Given problem
Please retype the records below exactly, leaving out any pictures.

Provided material

··········

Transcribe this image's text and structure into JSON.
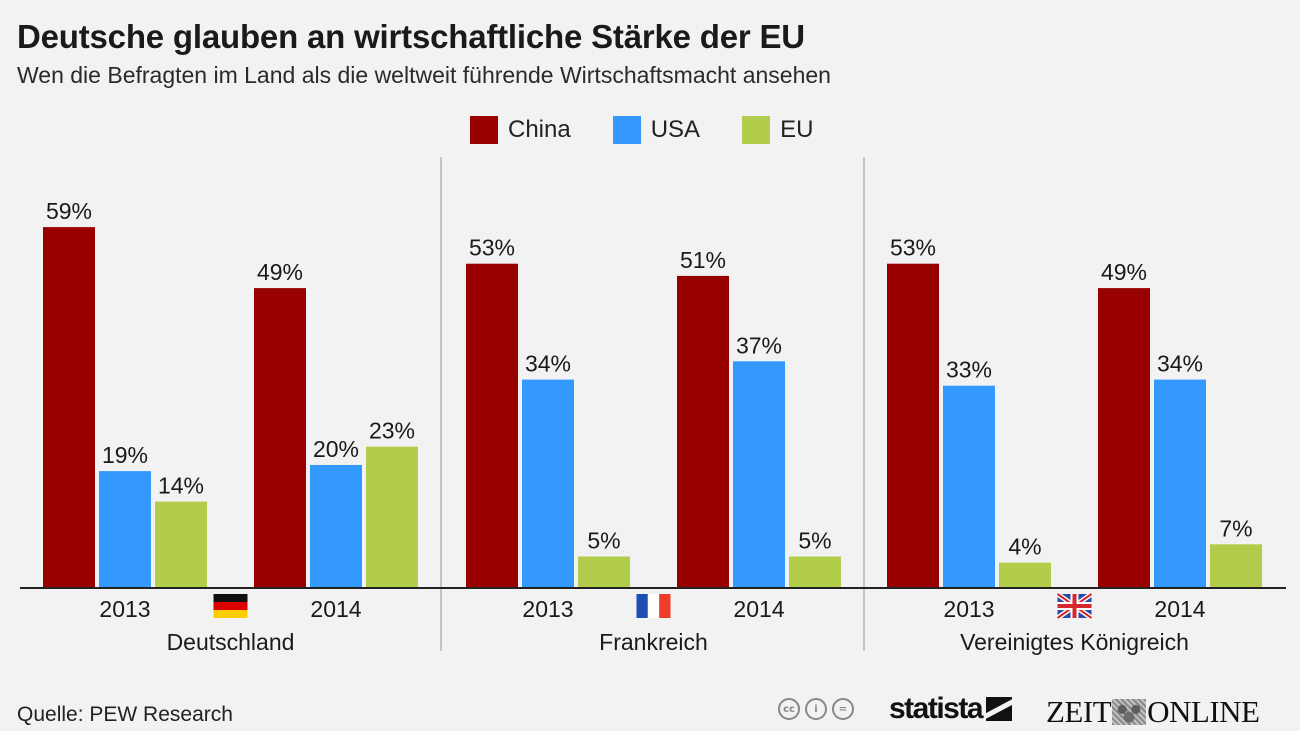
{
  "header": {
    "title": "Deutsche glauben an wirtschaftliche Stärke der EU",
    "subtitle": "Wen die Befragten im Land als die weltweit führende Wirtschaftsmacht ansehen"
  },
  "legend": [
    {
      "label": "China",
      "color": "#990000"
    },
    {
      "label": "USA",
      "color": "#3399ff"
    },
    {
      "label": "EU",
      "color": "#b2cc4c"
    }
  ],
  "chart_data": {
    "type": "bar",
    "title": "Deutsche glauben an wirtschaftliche Stärke der EU",
    "subtitle": "Wen die Befragten im Land als die weltweit führende Wirtschaftsmacht ansehen",
    "xlabel": "",
    "ylabel": "",
    "unit": "%",
    "ylim": [
      0,
      60
    ],
    "grid": false,
    "legend_position": "top-center",
    "series_names": [
      "China",
      "USA",
      "EU"
    ],
    "series_colors": [
      "#990000",
      "#3399ff",
      "#b2cc4c"
    ],
    "groups": [
      {
        "country": "Deutschland",
        "flag": "germany-flag",
        "years": [
          {
            "year": "2013",
            "values": [
              59,
              19,
              14
            ]
          },
          {
            "year": "2014",
            "values": [
              49,
              20,
              23
            ]
          }
        ]
      },
      {
        "country": "Frankreich",
        "flag": "france-flag",
        "years": [
          {
            "year": "2013",
            "values": [
              53,
              34,
              5
            ]
          },
          {
            "year": "2014",
            "values": [
              51,
              37,
              5
            ]
          }
        ]
      },
      {
        "country": "Vereinigtes Königreich",
        "flag": "uk-flag",
        "years": [
          {
            "year": "2013",
            "values": [
              53,
              33,
              4
            ]
          },
          {
            "year": "2014",
            "values": [
              49,
              34,
              7
            ]
          }
        ]
      }
    ]
  },
  "footer": {
    "source": "Quelle: PEW Research",
    "license_icons": [
      "cc-icon",
      "by-icon",
      "nd-icon"
    ],
    "license_glyphs": [
      "cc",
      "i",
      "="
    ],
    "brand_statista": "statista",
    "brand_zeit_left": "ZEIT",
    "brand_zeit_right": "ONLINE"
  }
}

··········

Answer to this exercise
Transcribe this image's text and structure into JSON.
{
  "header": {
    "title": "Deutsche glauben an wirtschaftliche Stärke der EU",
    "subtitle": "Wen die Befragten im Land als die weltweit führende Wirtschaftsmacht ansehen"
  },
  "legend": [
    {
      "label": "China",
      "color": "#990000"
    },
    {
      "label": "USA",
      "color": "#3399ff"
    },
    {
      "label": "EU",
      "color": "#b2cc4c"
    }
  ],
  "chart_data": {
    "type": "bar",
    "title": "Deutsche glauben an wirtschaftliche Stärke der EU",
    "subtitle": "Wen die Befragten im Land als die weltweit führende Wirtschaftsmacht ansehen",
    "xlabel": "",
    "ylabel": "",
    "unit": "%",
    "ylim": [
      0,
      60
    ],
    "grid": false,
    "legend_position": "top-center",
    "series_names": [
      "China",
      "USA",
      "EU"
    ],
    "series_colors": [
      "#990000",
      "#3399ff",
      "#b2cc4c"
    ],
    "groups": [
      {
        "country": "Deutschland",
        "flag": "germany-flag",
        "years": [
          {
            "year": "2013",
            "values": [
              59,
              19,
              14
            ]
          },
          {
            "year": "2014",
            "values": [
              49,
              20,
              23
            ]
          }
        ]
      },
      {
        "country": "Frankreich",
        "flag": "france-flag",
        "years": [
          {
            "year": "2013",
            "values": [
              53,
              34,
              5
            ]
          },
          {
            "year": "2014",
            "values": [
              51,
              37,
              5
            ]
          }
        ]
      },
      {
        "country": "Vereinigtes Königreich",
        "flag": "uk-flag",
        "years": [
          {
            "year": "2013",
            "values": [
              53,
              33,
              4
            ]
          },
          {
            "year": "2014",
            "values": [
              49,
              34,
              7
            ]
          }
        ]
      }
    ]
  },
  "footer": {
    "source": "Quelle: PEW Research",
    "license_icons": [
      "cc-icon",
      "by-icon",
      "nd-icon"
    ],
    "license_glyphs": [
      "cc",
      "i",
      "="
    ],
    "brand_statista": "statista",
    "brand_zeit_left": "ZEIT",
    "brand_zeit_right": "ONLINE"
  }
}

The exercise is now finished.